**Records for processing**
## Start

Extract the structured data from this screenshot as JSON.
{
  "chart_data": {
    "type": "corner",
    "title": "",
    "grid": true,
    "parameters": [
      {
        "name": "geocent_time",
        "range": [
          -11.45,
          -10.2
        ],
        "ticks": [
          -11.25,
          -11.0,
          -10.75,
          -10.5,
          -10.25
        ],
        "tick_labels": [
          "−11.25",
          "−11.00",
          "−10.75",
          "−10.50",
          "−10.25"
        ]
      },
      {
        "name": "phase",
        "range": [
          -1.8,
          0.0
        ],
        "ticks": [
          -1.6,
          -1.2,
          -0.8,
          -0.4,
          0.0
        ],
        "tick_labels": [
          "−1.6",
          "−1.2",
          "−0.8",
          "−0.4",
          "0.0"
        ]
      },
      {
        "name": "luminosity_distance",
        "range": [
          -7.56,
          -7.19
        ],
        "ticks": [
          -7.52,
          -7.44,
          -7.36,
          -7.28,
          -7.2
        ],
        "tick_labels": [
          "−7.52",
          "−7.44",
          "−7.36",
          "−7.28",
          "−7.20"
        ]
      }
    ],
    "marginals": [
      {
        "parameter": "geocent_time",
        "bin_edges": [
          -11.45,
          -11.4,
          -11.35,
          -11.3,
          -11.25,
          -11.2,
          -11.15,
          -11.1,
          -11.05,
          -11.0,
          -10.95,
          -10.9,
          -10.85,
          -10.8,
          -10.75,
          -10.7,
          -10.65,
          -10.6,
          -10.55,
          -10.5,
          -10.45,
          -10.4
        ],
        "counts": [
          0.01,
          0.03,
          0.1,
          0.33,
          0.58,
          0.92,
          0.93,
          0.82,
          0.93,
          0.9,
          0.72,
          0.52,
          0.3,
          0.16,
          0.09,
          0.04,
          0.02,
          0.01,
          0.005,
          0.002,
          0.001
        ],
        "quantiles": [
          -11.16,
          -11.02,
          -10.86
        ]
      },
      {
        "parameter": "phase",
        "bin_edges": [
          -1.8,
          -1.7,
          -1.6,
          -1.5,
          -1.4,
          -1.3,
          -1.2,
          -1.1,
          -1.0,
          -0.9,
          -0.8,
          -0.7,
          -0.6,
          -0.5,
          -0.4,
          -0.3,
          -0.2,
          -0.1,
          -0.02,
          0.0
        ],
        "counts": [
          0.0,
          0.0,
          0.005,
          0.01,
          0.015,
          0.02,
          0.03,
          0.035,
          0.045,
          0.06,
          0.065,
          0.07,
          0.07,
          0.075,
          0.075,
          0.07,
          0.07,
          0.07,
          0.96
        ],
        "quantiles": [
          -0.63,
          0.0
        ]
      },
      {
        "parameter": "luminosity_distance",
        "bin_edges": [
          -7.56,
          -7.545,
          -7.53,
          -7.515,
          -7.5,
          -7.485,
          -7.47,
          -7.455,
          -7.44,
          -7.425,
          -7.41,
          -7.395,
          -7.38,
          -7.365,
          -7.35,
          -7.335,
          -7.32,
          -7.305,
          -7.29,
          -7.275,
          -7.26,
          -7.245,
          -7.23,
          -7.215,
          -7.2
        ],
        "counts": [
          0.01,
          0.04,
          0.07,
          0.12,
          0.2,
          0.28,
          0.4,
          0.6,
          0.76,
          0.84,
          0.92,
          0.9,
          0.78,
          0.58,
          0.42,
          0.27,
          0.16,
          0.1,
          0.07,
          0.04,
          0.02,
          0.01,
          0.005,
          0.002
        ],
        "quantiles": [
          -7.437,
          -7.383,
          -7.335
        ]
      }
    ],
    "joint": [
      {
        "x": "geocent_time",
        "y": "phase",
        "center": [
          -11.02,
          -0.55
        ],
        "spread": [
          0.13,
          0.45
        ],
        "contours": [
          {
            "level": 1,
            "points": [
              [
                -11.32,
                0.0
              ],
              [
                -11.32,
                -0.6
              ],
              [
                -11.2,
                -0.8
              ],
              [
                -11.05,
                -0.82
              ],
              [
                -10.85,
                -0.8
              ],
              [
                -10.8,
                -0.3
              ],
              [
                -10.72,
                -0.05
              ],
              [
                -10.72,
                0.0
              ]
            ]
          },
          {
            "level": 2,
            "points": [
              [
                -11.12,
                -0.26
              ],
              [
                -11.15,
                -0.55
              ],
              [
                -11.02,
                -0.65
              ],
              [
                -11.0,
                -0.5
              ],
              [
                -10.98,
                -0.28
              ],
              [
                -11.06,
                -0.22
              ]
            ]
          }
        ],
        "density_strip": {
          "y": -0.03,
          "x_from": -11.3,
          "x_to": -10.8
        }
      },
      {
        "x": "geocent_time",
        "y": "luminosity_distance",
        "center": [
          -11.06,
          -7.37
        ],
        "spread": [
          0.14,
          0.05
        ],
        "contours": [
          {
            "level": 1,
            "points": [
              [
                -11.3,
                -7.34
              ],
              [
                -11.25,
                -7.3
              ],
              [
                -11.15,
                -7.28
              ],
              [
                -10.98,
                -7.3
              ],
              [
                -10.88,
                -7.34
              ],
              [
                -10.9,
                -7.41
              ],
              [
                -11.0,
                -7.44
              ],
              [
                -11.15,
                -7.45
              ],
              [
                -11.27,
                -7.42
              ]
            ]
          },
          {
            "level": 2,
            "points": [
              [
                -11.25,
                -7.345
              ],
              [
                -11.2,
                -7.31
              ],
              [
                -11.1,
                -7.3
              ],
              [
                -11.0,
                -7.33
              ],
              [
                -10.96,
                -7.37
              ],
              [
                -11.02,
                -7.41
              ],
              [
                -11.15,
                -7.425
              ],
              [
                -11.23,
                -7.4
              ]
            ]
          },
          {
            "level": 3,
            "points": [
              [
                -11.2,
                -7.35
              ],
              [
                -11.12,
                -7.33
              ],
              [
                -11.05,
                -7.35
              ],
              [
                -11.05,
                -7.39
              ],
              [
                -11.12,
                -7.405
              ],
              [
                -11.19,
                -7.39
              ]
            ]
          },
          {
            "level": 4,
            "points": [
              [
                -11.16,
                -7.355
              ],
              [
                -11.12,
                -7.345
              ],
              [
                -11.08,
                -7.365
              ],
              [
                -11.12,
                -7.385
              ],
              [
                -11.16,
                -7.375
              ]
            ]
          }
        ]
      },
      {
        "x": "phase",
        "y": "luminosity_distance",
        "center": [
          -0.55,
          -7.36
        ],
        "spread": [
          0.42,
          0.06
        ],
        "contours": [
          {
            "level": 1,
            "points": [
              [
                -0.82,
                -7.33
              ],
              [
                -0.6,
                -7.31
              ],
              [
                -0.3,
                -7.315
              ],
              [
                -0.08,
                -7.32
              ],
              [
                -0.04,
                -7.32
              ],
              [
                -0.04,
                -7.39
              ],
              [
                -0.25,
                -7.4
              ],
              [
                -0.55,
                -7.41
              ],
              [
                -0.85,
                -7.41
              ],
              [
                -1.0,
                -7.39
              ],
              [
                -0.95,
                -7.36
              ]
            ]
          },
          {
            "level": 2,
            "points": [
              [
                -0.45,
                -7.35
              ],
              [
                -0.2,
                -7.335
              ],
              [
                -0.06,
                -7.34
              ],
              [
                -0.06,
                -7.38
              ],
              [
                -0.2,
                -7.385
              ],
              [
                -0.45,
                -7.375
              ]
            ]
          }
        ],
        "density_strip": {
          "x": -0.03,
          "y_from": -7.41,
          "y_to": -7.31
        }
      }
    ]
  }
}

## End

**Problem to solve**
Extract each line of the material exactly as it stands.

**Solution to the problem**
Extract the structured data from this screenshot as JSON.
{
  "chart_data": {
    "type": "corner",
    "title": "",
    "grid": true,
    "parameters": [
      {
        "name": "geocent_time",
        "range": [
          -11.45,
          -10.2
        ],
        "ticks": [
          -11.25,
          -11.0,
          -10.75,
          -10.5,
          -10.25
        ],
        "tick_labels": [
          "−11.25",
          "−11.00",
          "−10.75",
          "−10.50",
          "−10.25"
        ]
      },
      {
        "name": "phase",
        "range": [
          -1.8,
          0.0
        ],
        "ticks": [
          -1.6,
          -1.2,
          -0.8,
          -0.4,
          0.0
        ],
        "tick_labels": [
          "−1.6",
          "−1.2",
          "−0.8",
          "−0.4",
          "0.0"
        ]
      },
      {
        "name": "luminosity_distance",
        "range": [
          -7.56,
          -7.19
        ],
        "ticks": [
          -7.52,
          -7.44,
          -7.36,
          -7.28,
          -7.2
        ],
        "tick_labels": [
          "−7.52",
          "−7.44",
          "−7.36",
          "−7.28",
          "−7.20"
        ]
      }
    ],
    "marginals": [
      {
        "parameter": "geocent_time",
        "bin_edges": [
          -11.45,
          -11.4,
          -11.35,
          -11.3,
          -11.25,
          -11.2,
          -11.15,
          -11.1,
          -11.05,
          -11.0,
          -10.95,
          -10.9,
          -10.85,
          -10.8,
          -10.75,
          -10.7,
          -10.65,
          -10.6,
          -10.55,
          -10.5,
          -10.45,
          -10.4
        ],
        "counts": [
          0.01,
          0.03,
          0.1,
          0.33,
          0.58,
          0.92,
          0.93,
          0.82,
          0.93,
          0.9,
          0.72,
          0.52,
          0.3,
          0.16,
          0.09,
          0.04,
          0.02,
          0.01,
          0.005,
          0.002,
          0.001
        ],
        "quantiles": [
          -11.16,
          -11.02,
          -10.86
        ]
      },
      {
        "parameter": "phase",
        "bin_edges": [
          -1.8,
          -1.7,
          -1.6,
          -1.5,
          -1.4,
          -1.3,
          -1.2,
          -1.1,
          -1.0,
          -0.9,
          -0.8,
          -0.7,
          -0.6,
          -0.5,
          -0.4,
          -0.3,
          -0.2,
          -0.1,
          -0.02,
          0.0
        ],
        "counts": [
          0.0,
          0.0,
          0.005,
          0.01,
          0.015,
          0.02,
          0.03,
          0.035,
          0.045,
          0.06,
          0.065,
          0.07,
          0.07,
          0.075,
          0.075,
          0.07,
          0.07,
          0.07,
          0.96
        ],
        "quantiles": [
          -0.63,
          0.0
        ]
      },
      {
        "parameter": "luminosity_distance",
        "bin_edges": [
          -7.56,
          -7.545,
          -7.53,
          -7.515,
          -7.5,
          -7.485,
          -7.47,
          -7.455,
          -7.44,
          -7.425,
          -7.41,
          -7.395,
          -7.38,
          -7.365,
          -7.35,
          -7.335,
          -7.32,
          -7.305,
          -7.29,
          -7.275,
          -7.26,
          -7.245,
          -7.23,
          -7.215,
          -7.2
        ],
        "counts": [
          0.01,
          0.04,
          0.07,
          0.12,
          0.2,
          0.28,
          0.4,
          0.6,
          0.76,
          0.84,
          0.92,
          0.9,
          0.78,
          0.58,
          0.42,
          0.27,
          0.16,
          0.1,
          0.07,
          0.04,
          0.02,
          0.01,
          0.005,
          0.002
        ],
        "quantiles": [
          -7.437,
          -7.383,
          -7.335
        ]
      }
    ],
    "joint": [
      {
        "x": "geocent_time",
        "y": "phase",
        "center": [
          -11.02,
          -0.55
        ],
        "spread": [
          0.13,
          0.45
        ],
        "contours": [
          {
            "level": 1,
            "points": [
              [
                -11.32,
                0.0
              ],
              [
                -11.32,
                -0.6
              ],
              [
                -11.2,
                -0.8
              ],
              [
                -11.05,
                -0.82
              ],
              [
                -10.85,
                -0.8
              ],
              [
                -10.8,
                -0.3
              ],
              [
                -10.72,
                -0.05
              ],
              [
                -10.72,
                0.0
              ]
            ]
          },
          {
            "level": 2,
            "points": [
              [
                -11.12,
                -0.26
              ],
              [
                -11.15,
                -0.55
              ],
              [
                -11.02,
                -0.65
              ],
              [
                -11.0,
                -0.5
              ],
              [
                -10.98,
                -0.28
              ],
              [
                -11.06,
                -0.22
              ]
            ]
          }
        ],
        "density_strip": {
          "y": -0.03,
          "x_from": -11.3,
          "x_to": -10.8
        }
      },
      {
        "x": "geocent_time",
        "y": "luminosity_distance",
        "center": [
          -11.06,
          -7.37
        ],
        "spread": [
          0.14,
          0.05
        ],
        "contours": [
          {
            "level": 1,
            "points": [
              [
                -11.3,
                -7.34
              ],
              [
                -11.25,
                -7.3
              ],
              [
                -11.15,
                -7.28
              ],
              [
                -10.98,
                -7.3
              ],
              [
                -10.88,
                -7.34
              ],
              [
                -10.9,
                -7.41
              ],
              [
                -11.0,
                -7.44
              ],
              [
                -11.15,
                -7.45
              ],
              [
                -11.27,
                -7.42
              ]
            ]
          },
          {
            "level": 2,
            "points": [
              [
                -11.25,
                -7.345
              ],
              [
                -11.2,
                -7.31
              ],
              [
                -11.1,
                -7.3
              ],
              [
                -11.0,
                -7.33
              ],
              [
                -10.96,
                -7.37
              ],
              [
                -11.02,
                -7.41
              ],
              [
                -11.15,
                -7.425
              ],
              [
                -11.23,
                -7.4
              ]
            ]
          },
          {
            "level": 3,
            "points": [
              [
                -11.2,
                -7.35
              ],
              [
                -11.12,
                -7.33
              ],
              [
                -11.05,
                -7.35
              ],
              [
                -11.05,
                -7.39
              ],
              [
                -11.12,
                -7.405
              ],
              [
                -11.19,
                -7.39
              ]
            ]
          },
          {
            "level": 4,
            "points": [
              [
                -11.16,
                -7.355
              ],
              [
                -11.12,
                -7.345
              ],
              [
                -11.08,
                -7.365
              ],
              [
                -11.12,
                -7.385
              ],
              [
                -11.16,
                -7.375
              ]
            ]
          }
        ]
      },
      {
        "x": "phase",
        "y": "luminosity_distance",
        "center": [
          -0.55,
          -7.36
        ],
        "spread": [
          0.42,
          0.06
        ],
        "contours": [
          {
            "level": 1,
            "points": [
              [
                -0.82,
                -7.33
              ],
              [
                -0.6,
                -7.31
              ],
              [
                -0.3,
                -7.315
              ],
              [
                -0.08,
                -7.32
              ],
              [
                -0.04,
                -7.32
              ],
              [
                -0.04,
                -7.39
              ],
              [
                -0.25,
                -7.4
              ],
              [
                -0.55,
                -7.41
              ],
              [
                -0.85,
                -7.41
              ],
              [
                -1.0,
                -7.39
              ],
              [
                -0.95,
                -7.36
              ]
            ]
          },
          {
            "level": 2,
            "points": [
              [
                -0.45,
                -7.35
              ],
              [
                -0.2,
                -7.335
              ],
              [
                -0.06,
                -7.34
              ],
              [
                -0.06,
                -7.38
              ],
              [
                -0.2,
                -7.385
              ],
              [
                -0.45,
                -7.375
              ]
            ]
          }
        ],
        "density_strip": {
          "x": -0.03,
          "y_from": -7.41,
          "y_to": -7.31
        }
      }
    ]
  }
}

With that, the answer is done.